What is asked:
Copy all lines that contain the word "airport".

......

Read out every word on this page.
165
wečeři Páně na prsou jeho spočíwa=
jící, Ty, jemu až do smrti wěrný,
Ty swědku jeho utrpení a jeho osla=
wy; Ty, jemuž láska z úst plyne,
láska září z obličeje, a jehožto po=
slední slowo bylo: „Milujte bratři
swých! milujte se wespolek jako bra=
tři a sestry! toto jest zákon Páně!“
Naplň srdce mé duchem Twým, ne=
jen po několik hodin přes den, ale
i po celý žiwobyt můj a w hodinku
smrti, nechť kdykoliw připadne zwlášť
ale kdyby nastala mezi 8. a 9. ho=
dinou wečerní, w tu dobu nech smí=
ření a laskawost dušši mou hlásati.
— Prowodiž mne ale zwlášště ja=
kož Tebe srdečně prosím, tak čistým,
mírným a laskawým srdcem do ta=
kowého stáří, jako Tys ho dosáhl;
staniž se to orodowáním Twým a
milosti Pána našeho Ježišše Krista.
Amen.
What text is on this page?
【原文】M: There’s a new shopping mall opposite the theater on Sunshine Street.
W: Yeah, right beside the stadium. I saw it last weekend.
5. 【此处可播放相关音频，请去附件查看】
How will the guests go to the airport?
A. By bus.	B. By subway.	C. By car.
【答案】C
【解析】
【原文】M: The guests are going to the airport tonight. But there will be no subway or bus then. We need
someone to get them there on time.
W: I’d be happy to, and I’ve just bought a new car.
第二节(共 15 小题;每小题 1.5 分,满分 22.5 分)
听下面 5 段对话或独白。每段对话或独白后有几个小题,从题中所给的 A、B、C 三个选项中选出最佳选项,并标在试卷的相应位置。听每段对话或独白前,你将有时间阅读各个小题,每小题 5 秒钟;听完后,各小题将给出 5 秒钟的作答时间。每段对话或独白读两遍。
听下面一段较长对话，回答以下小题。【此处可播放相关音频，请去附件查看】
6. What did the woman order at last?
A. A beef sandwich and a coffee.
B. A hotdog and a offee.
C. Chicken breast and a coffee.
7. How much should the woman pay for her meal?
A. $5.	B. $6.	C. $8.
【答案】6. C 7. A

......

The response:
How will the guests go to the airport?
【原文】M: The guests are going to the airport tonight. But there will be no subway or bus then. We need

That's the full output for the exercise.